Task requirements:
Every record below is to be retyped exactly.

[Data records]
......

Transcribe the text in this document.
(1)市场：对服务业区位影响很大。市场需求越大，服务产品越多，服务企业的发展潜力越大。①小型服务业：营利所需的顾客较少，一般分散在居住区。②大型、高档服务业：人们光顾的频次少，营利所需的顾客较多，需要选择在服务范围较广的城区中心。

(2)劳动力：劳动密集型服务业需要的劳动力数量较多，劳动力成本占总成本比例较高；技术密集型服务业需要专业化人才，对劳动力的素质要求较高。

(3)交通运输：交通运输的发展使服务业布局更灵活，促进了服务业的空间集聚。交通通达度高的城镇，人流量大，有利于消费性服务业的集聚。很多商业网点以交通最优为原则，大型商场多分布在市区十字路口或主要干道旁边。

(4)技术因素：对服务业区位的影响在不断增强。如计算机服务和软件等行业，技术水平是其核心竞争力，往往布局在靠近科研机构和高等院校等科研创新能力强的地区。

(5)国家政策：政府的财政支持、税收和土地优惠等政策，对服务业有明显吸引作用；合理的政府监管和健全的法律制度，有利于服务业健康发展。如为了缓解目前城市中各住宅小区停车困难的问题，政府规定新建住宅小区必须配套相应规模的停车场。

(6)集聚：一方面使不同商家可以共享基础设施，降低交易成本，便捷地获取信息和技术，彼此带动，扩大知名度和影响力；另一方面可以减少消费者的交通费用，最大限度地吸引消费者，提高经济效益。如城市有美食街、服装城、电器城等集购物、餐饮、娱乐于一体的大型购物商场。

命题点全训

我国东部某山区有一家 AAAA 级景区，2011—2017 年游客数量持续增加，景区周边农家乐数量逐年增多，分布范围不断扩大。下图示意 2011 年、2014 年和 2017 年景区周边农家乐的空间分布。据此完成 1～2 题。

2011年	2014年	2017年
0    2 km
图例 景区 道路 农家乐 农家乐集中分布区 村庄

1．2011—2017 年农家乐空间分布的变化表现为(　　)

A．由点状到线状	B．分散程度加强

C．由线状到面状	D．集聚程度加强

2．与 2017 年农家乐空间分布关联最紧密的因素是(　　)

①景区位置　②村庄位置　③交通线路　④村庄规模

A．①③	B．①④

......

Exercise answer:
Transcribe the text in this document.
(1)市场：对服务业区位影响很大。市场需求越大，服务产品越多，服务企业的发展潜力越大。①小型服务业：营利所需的顾客较少，一般分散在居住区。②大型、高档服务业：人们光顾的频次少，营利所需的顾客较多，需要选择在服务范围较广的城区中心。

(2)劳动力：劳动密集型服务业需要的劳动力数量较多，劳动力成本占总成本比例较高；技术密集型服务业需要专业化人才，对劳动力的素质要求较高。

(3)交通运输：交通运输的发展使服务业布局更灵活，促进了服务业的空间集聚。交通通达度高的城镇，人流量大，有利于消费性服务业的集聚。很多商业网点以交通最优为原则，大型商场多分布在市区十字路口或主要干道旁边。

(4)技术因素：对服务业区位的影响在不断增强。如计算机服务和软件等行业，技术水平是其核心竞争力，往往布局在靠近科研机构和高等院校等科研创新能力强的地区。

(5)国家政策：政府的财政支持、税收和土地优惠等政策，对服务业有明显吸引作用；合理的政府监管和健全的法律制度，有利于服务业健康发展。如为了缓解目前城市中各住宅小区停车困难的问题，政府规定新建住宅小区必须配套相应规模的停车场。

(6)集聚：一方面使不同商家可以共享基础设施，降低交易成本，便捷地获取信息和技术，彼此带动，扩大知名度和影响力；另一方面可以减少消费者的交通费用，最大限度地吸引消费者，提高经济效益。如城市有美食街、服装城、电器城等集购物、餐饮、娱乐于一体的大型购物商场。

命题点全训

我国东部某山区有一家 AAAA 级景区，2011—2017 年游客数量持续增加，景区周边农家乐数量逐年增多，分布范围不断扩大。下图示意 2011 年、2014 年和 2017 年景区周边农家乐的空间分布。据此完成 1～2 题。

2011年	2014年	2017年
0    2 km
图例 景区 道路 农家乐 农家乐集中分布区 村庄

1．2011—2017 年农家乐空间分布的变化表现为(　　)

A．由点状到线状	B．分散程度加强

C．由线状到面状	D．集聚程度加强

2．与 2017 年农家乐空间分布关联最紧密的因素是(　　)

①景区位置　②村庄位置　③交通线路　④村庄规模

A．①③	B．①④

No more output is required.